(Stored records)
(begin)

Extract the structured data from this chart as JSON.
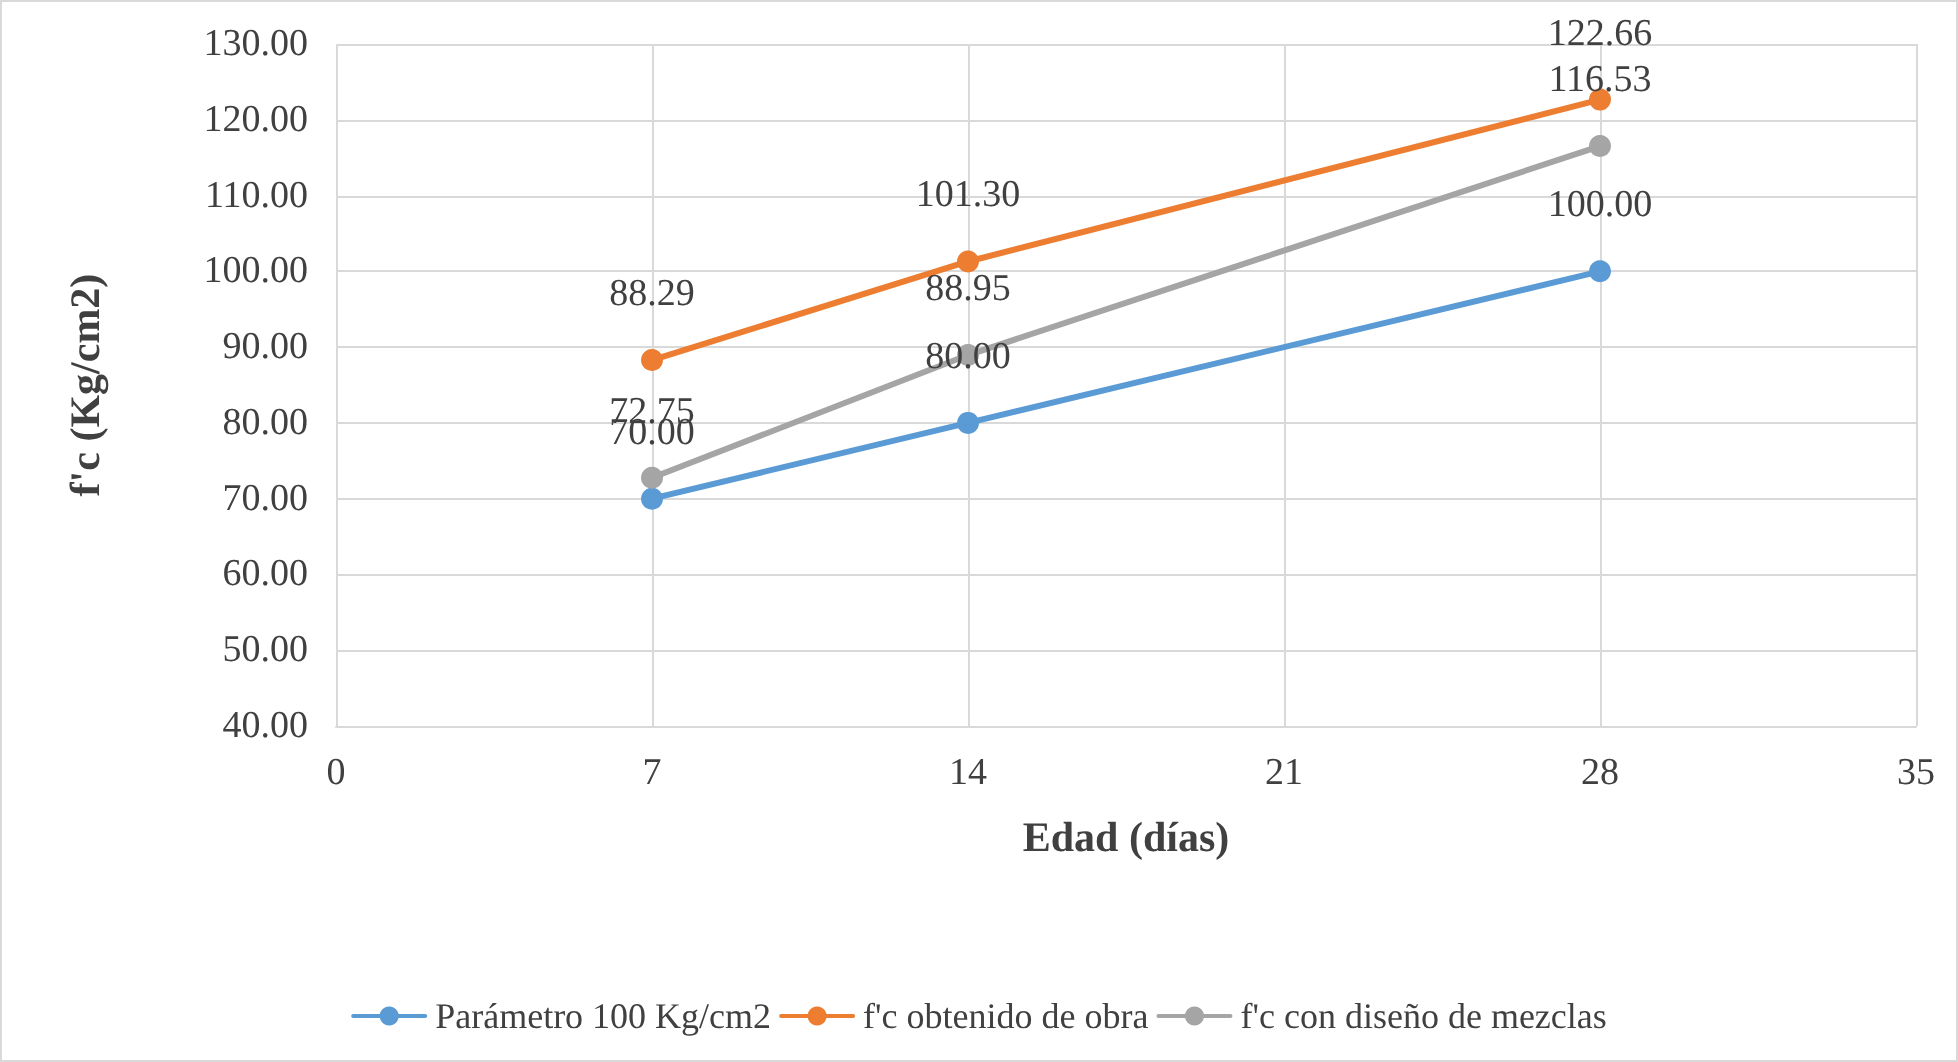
{
  "chart_data": {
    "type": "line",
    "xlabel": "Edad (días)",
    "ylabel": "f'c (Kg/cm2)",
    "x": [
      7,
      14,
      28
    ],
    "series": [
      {
        "name": "Parámetro 100 Kg/cm2",
        "color": "#5b9bd5",
        "values": [
          70,
          80,
          100
        ],
        "value_labels": [
          "70.00",
          "80.00",
          "100.00"
        ]
      },
      {
        "name": "f'c obtenido de obra",
        "color": "#ed7d31",
        "values": [
          88.29,
          101.3,
          122.66
        ],
        "value_labels": [
          "88.29",
          "101.30",
          "122.66"
        ]
      },
      {
        "name": "f'c con diseño de mezclas",
        "color": "#a5a5a5",
        "values": [
          72.75,
          88.95,
          116.53
        ],
        "value_labels": [
          "72.75",
          "88.95",
          "116.53"
        ]
      }
    ],
    "xlim": [
      0,
      35
    ],
    "xticks": [
      0,
      7,
      14,
      21,
      28,
      35
    ],
    "ylim": [
      40,
      130
    ],
    "yticks": [
      {
        "value": 40,
        "label": "40.00"
      },
      {
        "value": 50,
        "label": "50.00"
      },
      {
        "value": 60,
        "label": "60.00"
      },
      {
        "value": 70,
        "label": "70.00"
      },
      {
        "value": 80,
        "label": "80.00"
      },
      {
        "value": 90,
        "label": "90.00"
      },
      {
        "value": 100,
        "label": "100.00"
      },
      {
        "value": 110,
        "label": "110.00"
      },
      {
        "value": 120,
        "label": "120.00"
      },
      {
        "value": 130,
        "label": "130.00"
      }
    ],
    "grid": true,
    "legend": "bottom",
    "marker": "circle",
    "line_style": "solid"
  }
}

(end)

WRITTEN TASK: Only lines with the word "name" are wanted, so copy each one from the records.

SOLUTION TO THIS EXERCISE:
        "name": "Parámetro 100 Kg/cm2",
        "name": "f'c obtenido de obra",
        "name": "f'c con diseño de mezclas",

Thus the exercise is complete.